Return the whole listing exactly as it stands.
BEGIN
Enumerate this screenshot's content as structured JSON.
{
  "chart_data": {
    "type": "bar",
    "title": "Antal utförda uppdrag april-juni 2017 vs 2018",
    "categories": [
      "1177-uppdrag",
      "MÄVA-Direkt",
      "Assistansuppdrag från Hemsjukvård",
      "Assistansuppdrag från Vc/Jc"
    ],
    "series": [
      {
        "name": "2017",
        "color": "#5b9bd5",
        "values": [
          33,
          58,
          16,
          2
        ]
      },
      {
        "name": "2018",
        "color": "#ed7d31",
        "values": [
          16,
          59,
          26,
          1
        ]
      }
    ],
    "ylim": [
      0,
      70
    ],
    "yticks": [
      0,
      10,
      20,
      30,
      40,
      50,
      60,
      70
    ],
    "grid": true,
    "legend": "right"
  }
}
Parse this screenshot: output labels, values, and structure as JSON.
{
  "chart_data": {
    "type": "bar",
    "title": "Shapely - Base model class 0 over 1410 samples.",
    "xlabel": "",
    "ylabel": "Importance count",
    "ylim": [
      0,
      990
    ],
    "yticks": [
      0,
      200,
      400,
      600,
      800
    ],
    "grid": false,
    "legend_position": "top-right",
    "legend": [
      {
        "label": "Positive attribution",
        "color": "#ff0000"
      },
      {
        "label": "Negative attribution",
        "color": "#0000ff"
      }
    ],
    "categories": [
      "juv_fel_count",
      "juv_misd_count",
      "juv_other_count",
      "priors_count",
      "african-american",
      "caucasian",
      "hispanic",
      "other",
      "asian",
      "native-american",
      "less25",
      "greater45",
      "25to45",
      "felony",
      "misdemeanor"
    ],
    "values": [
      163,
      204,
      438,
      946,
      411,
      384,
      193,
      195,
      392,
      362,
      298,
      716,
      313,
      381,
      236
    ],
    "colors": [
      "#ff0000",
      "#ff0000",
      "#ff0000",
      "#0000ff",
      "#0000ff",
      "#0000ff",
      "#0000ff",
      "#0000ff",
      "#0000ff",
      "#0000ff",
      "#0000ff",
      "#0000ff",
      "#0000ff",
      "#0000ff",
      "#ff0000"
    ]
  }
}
END
- Response to the exercise -
Enumerate this screenshot's content as structured JSON.
{
  "chart_data": {
    "type": "bar",
    "title": "Antal utförda uppdrag april-juni 2017 vs 2018",
    "categories": [
      "1177-uppdrag",
      "MÄVA-Direkt",
      "Assistansuppdrag från Hemsjukvård",
      "Assistansuppdrag från Vc/Jc"
    ],
    "series": [
      {
        "name": "2017",
        "color": "#5b9bd5",
        "values": [
          33,
          58,
          16,
          2
        ]
      },
      {
        "name": "2018",
        "color": "#ed7d31",
        "values": [
          16,
          59,
          26,
          1
        ]
      }
    ],
    "ylim": [
      0,
      70
    ],
    "yticks": [
      0,
      10,
      20,
      30,
      40,
      50,
      60,
      70
    ],
    "grid": true,
    "legend": "right"
  }
}
Parse this screenshot: output labels, values, and structure as JSON.
{
  "chart_data": {
    "type": "bar",
    "title": "Shapely - Base model class 0 over 1410 samples.",
    "xlabel": "",
    "ylabel": "Importance count",
    "ylim": [
      0,
      990
    ],
    "yticks": [
      0,
      200,
      400,
      600,
      800
    ],
    "grid": false,
    "legend_position": "top-right",
    "legend": [
      {
        "label": "Positive attribution",
        "color": "#ff0000"
      },
      {
        "label": "Negative attribution",
        "color": "#0000ff"
      }
    ],
    "categories": [
      "juv_fel_count",
      "juv_misd_count",
      "juv_other_count",
      "priors_count",
      "african-american",
      "caucasian",
      "hispanic",
      "other",
      "asian",
      "native-american",
      "less25",
      "greater45",
      "25to45",
      "felony",
      "misdemeanor"
    ],
    "values": [
      163,
      204,
      438,
      946,
      411,
      384,
      193,
      195,
      392,
      362,
      298,
      716,
      313,
      381,
      236
    ],
    "colors": [
      "#ff0000",
      "#ff0000",
      "#ff0000",
      "#0000ff",
      "#0000ff",
      "#0000ff",
      "#0000ff",
      "#0000ff",
      "#0000ff",
      "#0000ff",
      "#0000ff",
      "#0000ff",
      "#0000ff",
      "#0000ff",
      "#ff0000"
    ]
  }
}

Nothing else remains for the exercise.